EXERCISE PROMPT =>
The records below are to be repeated in full, exactly as they are.

Records from a dataset =>
§ §

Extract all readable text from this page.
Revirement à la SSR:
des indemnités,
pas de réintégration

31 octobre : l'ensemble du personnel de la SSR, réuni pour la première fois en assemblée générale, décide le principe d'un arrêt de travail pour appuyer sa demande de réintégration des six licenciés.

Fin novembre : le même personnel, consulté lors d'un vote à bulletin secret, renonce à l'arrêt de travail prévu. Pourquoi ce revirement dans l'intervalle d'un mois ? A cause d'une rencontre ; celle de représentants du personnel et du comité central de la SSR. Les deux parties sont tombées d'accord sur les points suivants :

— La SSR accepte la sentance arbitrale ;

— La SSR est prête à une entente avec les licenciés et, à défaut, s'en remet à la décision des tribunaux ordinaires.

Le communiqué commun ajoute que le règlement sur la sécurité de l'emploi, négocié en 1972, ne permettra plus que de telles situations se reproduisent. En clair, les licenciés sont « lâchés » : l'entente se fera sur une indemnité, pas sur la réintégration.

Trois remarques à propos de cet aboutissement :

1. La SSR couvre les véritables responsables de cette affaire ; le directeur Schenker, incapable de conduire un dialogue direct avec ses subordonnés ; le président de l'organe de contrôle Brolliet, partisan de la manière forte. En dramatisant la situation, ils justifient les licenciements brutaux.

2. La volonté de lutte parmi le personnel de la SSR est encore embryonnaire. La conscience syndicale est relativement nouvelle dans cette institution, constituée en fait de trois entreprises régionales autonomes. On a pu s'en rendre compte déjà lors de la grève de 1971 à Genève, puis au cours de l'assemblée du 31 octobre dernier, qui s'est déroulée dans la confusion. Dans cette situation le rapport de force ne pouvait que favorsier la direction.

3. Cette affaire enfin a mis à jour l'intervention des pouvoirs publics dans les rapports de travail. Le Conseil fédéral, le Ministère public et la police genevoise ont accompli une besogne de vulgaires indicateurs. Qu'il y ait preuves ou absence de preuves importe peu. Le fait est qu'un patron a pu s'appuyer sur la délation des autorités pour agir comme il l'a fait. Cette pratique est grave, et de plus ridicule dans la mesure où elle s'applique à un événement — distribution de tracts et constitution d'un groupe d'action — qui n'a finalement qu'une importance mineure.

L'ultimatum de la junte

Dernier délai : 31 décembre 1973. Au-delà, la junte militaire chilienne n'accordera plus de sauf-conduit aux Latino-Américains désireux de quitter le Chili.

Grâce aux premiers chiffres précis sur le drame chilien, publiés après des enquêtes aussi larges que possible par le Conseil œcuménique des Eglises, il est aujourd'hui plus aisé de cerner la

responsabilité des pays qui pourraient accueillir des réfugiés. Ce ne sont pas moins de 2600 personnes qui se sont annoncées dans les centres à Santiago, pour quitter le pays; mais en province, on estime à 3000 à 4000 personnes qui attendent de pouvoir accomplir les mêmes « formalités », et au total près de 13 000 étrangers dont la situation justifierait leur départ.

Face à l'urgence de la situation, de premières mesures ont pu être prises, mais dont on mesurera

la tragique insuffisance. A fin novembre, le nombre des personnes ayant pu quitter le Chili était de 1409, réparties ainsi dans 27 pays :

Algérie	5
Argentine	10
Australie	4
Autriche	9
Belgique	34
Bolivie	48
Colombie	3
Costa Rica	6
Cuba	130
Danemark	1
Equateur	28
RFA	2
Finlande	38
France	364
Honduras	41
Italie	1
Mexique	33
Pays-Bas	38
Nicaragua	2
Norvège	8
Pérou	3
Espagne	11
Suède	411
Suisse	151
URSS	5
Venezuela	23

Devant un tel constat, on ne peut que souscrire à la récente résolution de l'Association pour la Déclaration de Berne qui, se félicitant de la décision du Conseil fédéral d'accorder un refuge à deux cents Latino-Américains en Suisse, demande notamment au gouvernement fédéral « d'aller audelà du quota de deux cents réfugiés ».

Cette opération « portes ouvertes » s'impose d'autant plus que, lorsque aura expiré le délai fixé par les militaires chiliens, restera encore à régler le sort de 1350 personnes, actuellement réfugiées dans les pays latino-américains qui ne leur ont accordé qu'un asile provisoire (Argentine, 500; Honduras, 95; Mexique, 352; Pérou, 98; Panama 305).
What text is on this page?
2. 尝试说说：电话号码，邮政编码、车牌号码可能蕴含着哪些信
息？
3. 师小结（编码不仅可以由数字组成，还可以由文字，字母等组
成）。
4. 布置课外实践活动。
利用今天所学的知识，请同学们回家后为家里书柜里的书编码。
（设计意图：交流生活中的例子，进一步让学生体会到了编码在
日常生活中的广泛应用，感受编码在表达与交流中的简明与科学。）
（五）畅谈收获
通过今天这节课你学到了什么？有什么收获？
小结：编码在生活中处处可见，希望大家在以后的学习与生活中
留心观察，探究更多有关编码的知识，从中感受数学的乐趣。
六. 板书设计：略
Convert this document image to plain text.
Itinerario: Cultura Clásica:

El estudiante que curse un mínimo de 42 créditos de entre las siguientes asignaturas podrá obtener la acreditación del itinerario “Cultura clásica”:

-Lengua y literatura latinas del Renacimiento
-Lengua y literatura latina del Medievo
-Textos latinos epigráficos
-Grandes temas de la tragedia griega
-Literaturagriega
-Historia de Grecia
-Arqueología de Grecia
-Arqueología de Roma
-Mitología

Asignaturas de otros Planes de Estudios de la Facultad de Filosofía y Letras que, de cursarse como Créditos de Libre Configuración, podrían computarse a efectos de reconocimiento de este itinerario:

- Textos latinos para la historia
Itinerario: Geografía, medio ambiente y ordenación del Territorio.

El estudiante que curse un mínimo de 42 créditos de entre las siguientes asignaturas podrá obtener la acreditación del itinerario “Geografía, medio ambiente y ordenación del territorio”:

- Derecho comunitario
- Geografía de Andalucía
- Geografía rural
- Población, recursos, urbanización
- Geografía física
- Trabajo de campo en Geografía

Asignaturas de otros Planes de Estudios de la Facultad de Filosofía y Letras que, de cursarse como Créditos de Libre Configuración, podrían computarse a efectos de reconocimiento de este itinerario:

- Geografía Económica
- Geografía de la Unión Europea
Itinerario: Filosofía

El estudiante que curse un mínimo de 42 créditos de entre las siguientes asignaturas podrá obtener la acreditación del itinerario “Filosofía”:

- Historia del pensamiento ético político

§ §

EXERCISE ANSWER =>
Extract all readable text from this page.
Revirement à la SSR:
des indemnités,
pas de réintégration

31 octobre : l'ensemble du personnel de la SSR, réuni pour la première fois en assemblée générale, décide le principe d'un arrêt de travail pour appuyer sa demande de réintégration des six licenciés.

Fin novembre : le même personnel, consulté lors d'un vote à bulletin secret, renonce à l'arrêt de travail prévu. Pourquoi ce revirement dans l'intervalle d'un mois ? A cause d'une rencontre ; celle de représentants du personnel et du comité central de la SSR. Les deux parties sont tombées d'accord sur les points suivants :

— La SSR accepte la sentance arbitrale ;

— La SSR est prête à une entente avec les licenciés et, à défaut, s'en remet à la décision des tribunaux ordinaires.

Le communiqué commun ajoute que le règlement sur la sécurité de l'emploi, négocié en 1972, ne permettra plus que de telles situations se reproduisent. En clair, les licenciés sont « lâchés » : l'entente se fera sur une indemnité, pas sur la réintégration.

Trois remarques à propos de cet aboutissement :

1. La SSR couvre les véritables responsables de cette affaire ; le directeur Schenker, incapable de conduire un dialogue direct avec ses subordonnés ; le président de l'organe de contrôle Brolliet, partisan de la manière forte. En dramatisant la situation, ils justifient les licenciements brutaux.

2. La volonté de lutte parmi le personnel de la SSR est encore embryonnaire. La conscience syndicale est relativement nouvelle dans cette institution, constituée en fait de trois entreprises régionales autonomes. On a pu s'en rendre compte déjà lors de la grève de 1971 à Genève, puis au cours de l'assemblée du 31 octobre dernier, qui s'est déroulée dans la confusion. Dans cette situation le rapport de force ne pouvait que favorsier la direction.

3. Cette affaire enfin a mis à jour l'intervention des pouvoirs publics dans les rapports de travail. Le Conseil fédéral, le Ministère public et la police genevoise ont accompli une besogne de vulgaires indicateurs. Qu'il y ait preuves ou absence de preuves importe peu. Le fait est qu'un patron a pu s'appuyer sur la délation des autorités pour agir comme il l'a fait. Cette pratique est grave, et de plus ridicule dans la mesure où elle s'applique à un événement — distribution de tracts et constitution d'un groupe d'action — qui n'a finalement qu'une importance mineure.

L'ultimatum de la junte

Dernier délai : 31 décembre 1973. Au-delà, la junte militaire chilienne n'accordera plus de sauf-conduit aux Latino-Américains désireux de quitter le Chili.

Grâce aux premiers chiffres précis sur le drame chilien, publiés après des enquêtes aussi larges que possible par le Conseil œcuménique des Eglises, il est aujourd'hui plus aisé de cerner la

responsabilité des pays qui pourraient accueillir des réfugiés. Ce ne sont pas moins de 2600 personnes qui se sont annoncées dans les centres à Santiago, pour quitter le pays; mais en province, on estime à 3000 à 4000 personnes qui attendent de pouvoir accomplir les mêmes « formalités », et au total près de 13 000 étrangers dont la situation justifierait leur départ.

Face à l'urgence de la situation, de premières mesures ont pu être prises, mais dont on mesurera

la tragique insuffisance. A fin novembre, le nombre des personnes ayant pu quitter le Chili était de 1409, réparties ainsi dans 27 pays :

Algérie	5
Argentine	10
Australie	4
Autriche	9
Belgique	34
Bolivie	48
Colombie	3
Costa Rica	6
Cuba	130
Danemark	1
Equateur	28
RFA	2
Finlande	38
France	364
Honduras	41
Italie	1
Mexique	33
Pays-Bas	38
Nicaragua	2
Norvège	8
Pérou	3
Espagne	11
Suède	411
Suisse	151
URSS	5
Venezuela	23

Devant un tel constat, on ne peut que souscrire à la récente résolution de l'Association pour la Déclaration de Berne qui, se félicitant de la décision du Conseil fédéral d'accorder un refuge à deux cents Latino-Américains en Suisse, demande notamment au gouvernement fédéral « d'aller audelà du quota de deux cents réfugiés ».

Cette opération « portes ouvertes » s'impose d'autant plus que, lorsque aura expiré le délai fixé par les militaires chiliens, restera encore à régler le sort de 1350 personnes, actuellement réfugiées dans les pays latino-américains qui ne leur ont accordé qu'un asile provisoire (Argentine, 500; Honduras, 95; Mexique, 352; Pérou, 98; Panama 305).
What text is on this page?
2. 尝试说说：电话号码，邮政编码、车牌号码可能蕴含着哪些信
息？
3. 师小结（编码不仅可以由数字组成，还可以由文字，字母等组
成）。
4. 布置课外实践活动。
利用今天所学的知识，请同学们回家后为家里书柜里的书编码。
（设计意图：交流生活中的例子，进一步让学生体会到了编码在
日常生活中的广泛应用，感受编码在表达与交流中的简明与科学。）
（五）畅谈收获
通过今天这节课你学到了什么？有什么收获？
小结：编码在生活中处处可见，希望大家在以后的学习与生活中
留心观察，探究更多有关编码的知识，从中感受数学的乐趣。
六. 板书设计：略
Convert this document image to plain text.
Itinerario: Cultura Clásica:

El estudiante que curse un mínimo de 42 créditos de entre las siguientes asignaturas podrá obtener la acreditación del itinerario “Cultura clásica”:

-Lengua y literatura latinas del Renacimiento
-Lengua y literatura latina del Medievo
-Textos latinos epigráficos
-Grandes temas de la tragedia griega
-Literaturagriega
-Historia de Grecia
-Arqueología de Grecia
-Arqueología de Roma
-Mitología

Asignaturas de otros Planes de Estudios de la Facultad de Filosofía y Letras que, de cursarse como Créditos de Libre Configuración, podrían computarse a efectos de reconocimiento de este itinerario:

- Textos latinos para la historia
Itinerario: Geografía, medio ambiente y ordenación del Territorio.

El estudiante que curse un mínimo de 42 créditos de entre las siguientes asignaturas podrá obtener la acreditación del itinerario “Geografía, medio ambiente y ordenación del territorio”:

- Derecho comunitario
- Geografía de Andalucía
- Geografía rural
- Población, recursos, urbanización
- Geografía física
- Trabajo de campo en Geografía

Asignaturas de otros Planes de Estudios de la Facultad de Filosofía y Letras que, de cursarse como Créditos de Libre Configuración, podrían computarse a efectos de reconocimiento de este itinerario:

- Geografía Económica
- Geografía de la Unión Europea
Itinerario: Filosofía

El estudiante que curse un mínimo de 42 créditos de entre las siguientes asignaturas podrá obtener la acreditación del itinerario “Filosofía”:

- Historia del pensamiento ético político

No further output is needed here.